◆ **PROVIDED RECORDS**:
━━━━━━━━━━
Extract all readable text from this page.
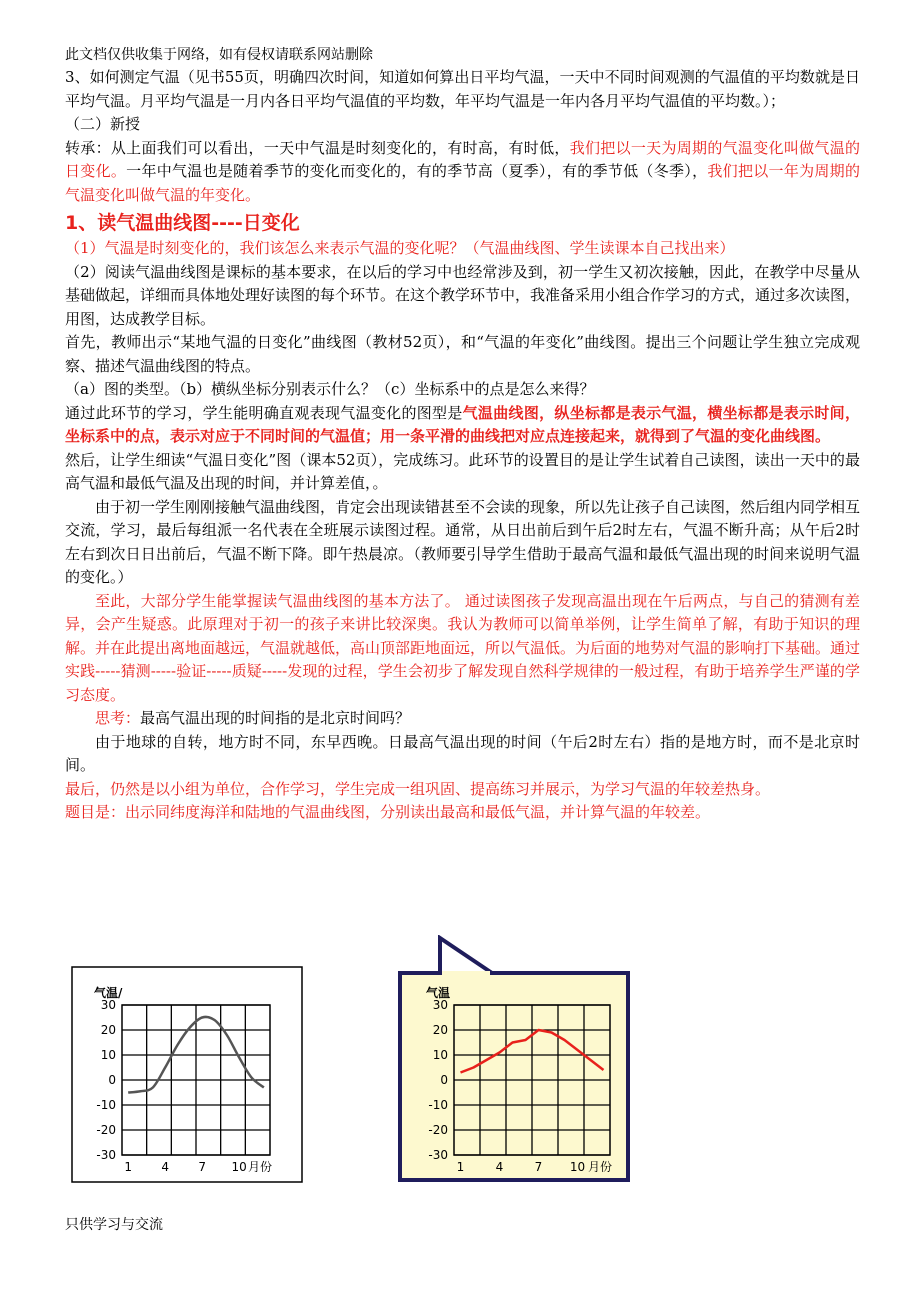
此文档仅供收集于网络，如有侵权请联系网站删除

3、如何测定气温（见书55页，明确四次时间，知道如何算出日平均气温，一天中不同时间观测的气温值的平均数就是日平均气温。月平均气温是一月内各日平均气温值的平均数，年平均气温是一年内各月平均气温值的平均数。）；

（二）新授

转承：从上面我们可以看出，一天中气温是时刻变化的，有时高，有时低，我们把以一天为周期的气温变化叫做气温的日变化。一年中气温也是随着季节的变化而变化的，有的季节高（夏季），有的季节低（冬季），我们把以一年为周期的气温变化叫做气温的年变化。

1、读气温曲线图----日变化

（1）气温是时刻变化的，我们该怎么来表示气温的变化呢？（气温曲线图、学生读课本自己找出来）

（2）阅读气温曲线图是课标的基本要求，在以后的学习中也经常涉及到，初一学生又初次接触，因此，在教学中尽量从基础做起，详细而具体地处理好读图的每个环节。在这个教学环节中，我准备采用小组合作学习的方式，通过多次读图，用图，达成教学目标。

首先，教师出示“某地气温的日变化”曲线图（教材52页），和“气温的年变化”曲线图。提出三个问题让学生独立完成观察、描述气温曲线图的特点。

（a）图的类型。（b）横纵坐标分别表示什么？（c）坐标系中的点是怎么来得？

通过此环节的学习，学生能明确直观表现气温变化的图型是气温曲线图，纵坐标都是表示气温，横坐标都是表示时间，坐标系中的点，表示对应于不同时间的气温值；用一条平滑的曲线把对应点连接起来，就得到了气温的变化曲线图。

然后，让学生细读“气温日变化”图（课本52页），完成练习。此环节的设置目的是让学生试着自己读图，读出一天中的最高气温和最低气温及出现的时间，并计算差值，。

由于初一学生刚刚接触气温曲线图，肯定会出现读错甚至不会读的现象，所以先让孩子自己读图，然后组内同学相互交流，学习，最后每组派一名代表在全班展示读图过程。通常，从日出前后到午后2时左右，气温不断升高；从午后2时左右到次日日出前后，气温不断下降。即午热晨凉。（教师要引导学生借助于最高气温和最低气温出现的时间来说明气温的变化。）

至此，大部分学生能掌握读气温曲线图的基本方法了。 通过读图孩子发现高温出现在午后两点，与自己的猜测有差异，会产生疑惑。此原理对于初一的孩子来讲比较深奥。我认为教师可以简单举例，让学生简单了解，有助于知识的理解。并在此提出离地面越远，气温就越低，高山顶部距地面远，所以气温低。为后面的地势对气温的影响打下基础。通过实践-----猜测-----验证-----质疑-----发现的过程，学生会初步了解发现自然科学规律的一般过程，有助于培养学生严谨的学习态度。

思考：最高气温出现的时间指的是北京时间吗？

由于地球的自转，地方时不同，东早西晚。日最高气温出现的时间（午后2时左右）指的是地方时，而不是北京时间。

最后，仍然是以小组为单位，合作学习，学生完成一组巩固、提高练习并展示，为学习气温的年较差热身。

题目是：出示同纬度海洋和陆地的气温曲线图，分别读出最高和最低气温，并计算气温的年较差。

30
20
10
0
-10
-20
-30
1 4 7 10
气温/
月份
30
20
10
0
-10
-20
-30
1	4	7 10
气温
月份
只供学习与交流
━━━━━━━━━━
◆ **THE EXERCISE**: Extract the text of all the records above verbatim, excluding pictures.

◆ **SOLVED EXERCISE**:
Extract all readable text from this page.
此文档仅供收集于网络，如有侵权请联系网站删除

3、如何测定气温（见书55页，明确四次时间，知道如何算出日平均气温，一天中不同时间观测的气温值的平均数就是日平均气温。月平均气温是一月内各日平均气温值的平均数，年平均气温是一年内各月平均气温值的平均数。）；

（二）新授

转承：从上面我们可以看出，一天中气温是时刻变化的，有时高，有时低，我们把以一天为周期的气温变化叫做气温的日变化。一年中气温也是随着季节的变化而变化的，有的季节高（夏季），有的季节低（冬季），我们把以一年为周期的气温变化叫做气温的年变化。

1、读气温曲线图----日变化

（1）气温是时刻变化的，我们该怎么来表示气温的变化呢？（气温曲线图、学生读课本自己找出来）

（2）阅读气温曲线图是课标的基本要求，在以后的学习中也经常涉及到，初一学生又初次接触，因此，在教学中尽量从基础做起，详细而具体地处理好读图的每个环节。在这个教学环节中，我准备采用小组合作学习的方式，通过多次读图，用图，达成教学目标。

首先，教师出示“某地气温的日变化”曲线图（教材52页），和“气温的年变化”曲线图。提出三个问题让学生独立完成观察、描述气温曲线图的特点。

（a）图的类型。（b）横纵坐标分别表示什么？（c）坐标系中的点是怎么来得？

通过此环节的学习，学生能明确直观表现气温变化的图型是气温曲线图，纵坐标都是表示气温，横坐标都是表示时间，坐标系中的点，表示对应于不同时间的气温值；用一条平滑的曲线把对应点连接起来，就得到了气温的变化曲线图。

然后，让学生细读“气温日变化”图（课本52页），完成练习。此环节的设置目的是让学生试着自己读图，读出一天中的最高气温和最低气温及出现的时间，并计算差值，。

由于初一学生刚刚接触气温曲线图，肯定会出现读错甚至不会读的现象，所以先让孩子自己读图，然后组内同学相互交流，学习，最后每组派一名代表在全班展示读图过程。通常，从日出前后到午后2时左右，气温不断升高；从午后2时左右到次日日出前后，气温不断下降。即午热晨凉。（教师要引导学生借助于最高气温和最低气温出现的时间来说明气温的变化。）

至此，大部分学生能掌握读气温曲线图的基本方法了。 通过读图孩子发现高温出现在午后两点，与自己的猜测有差异，会产生疑惑。此原理对于初一的孩子来讲比较深奥。我认为教师可以简单举例，让学生简单了解，有助于知识的理解。并在此提出离地面越远，气温就越低，高山顶部距地面远，所以气温低。为后面的地势对气温的影响打下基础。通过实践-----猜测-----验证-----质疑-----发现的过程，学生会初步了解发现自然科学规律的一般过程，有助于培养学生严谨的学习态度。

思考：最高气温出现的时间指的是北京时间吗？

由于地球的自转，地方时不同，东早西晚。日最高气温出现的时间（午后2时左右）指的是地方时，而不是北京时间。

最后，仍然是以小组为单位，合作学习，学生完成一组巩固、提高练习并展示，为学习气温的年较差热身。

题目是：出示同纬度海洋和陆地的气温曲线图，分别读出最高和最低气温，并计算气温的年较差。

30
20
10
0
-10
-20
-30
1 4 7 10
气温/
月份
30
20
10
0
-10
-20
-30
1	4	7 10
气温
月份
只供学习与交流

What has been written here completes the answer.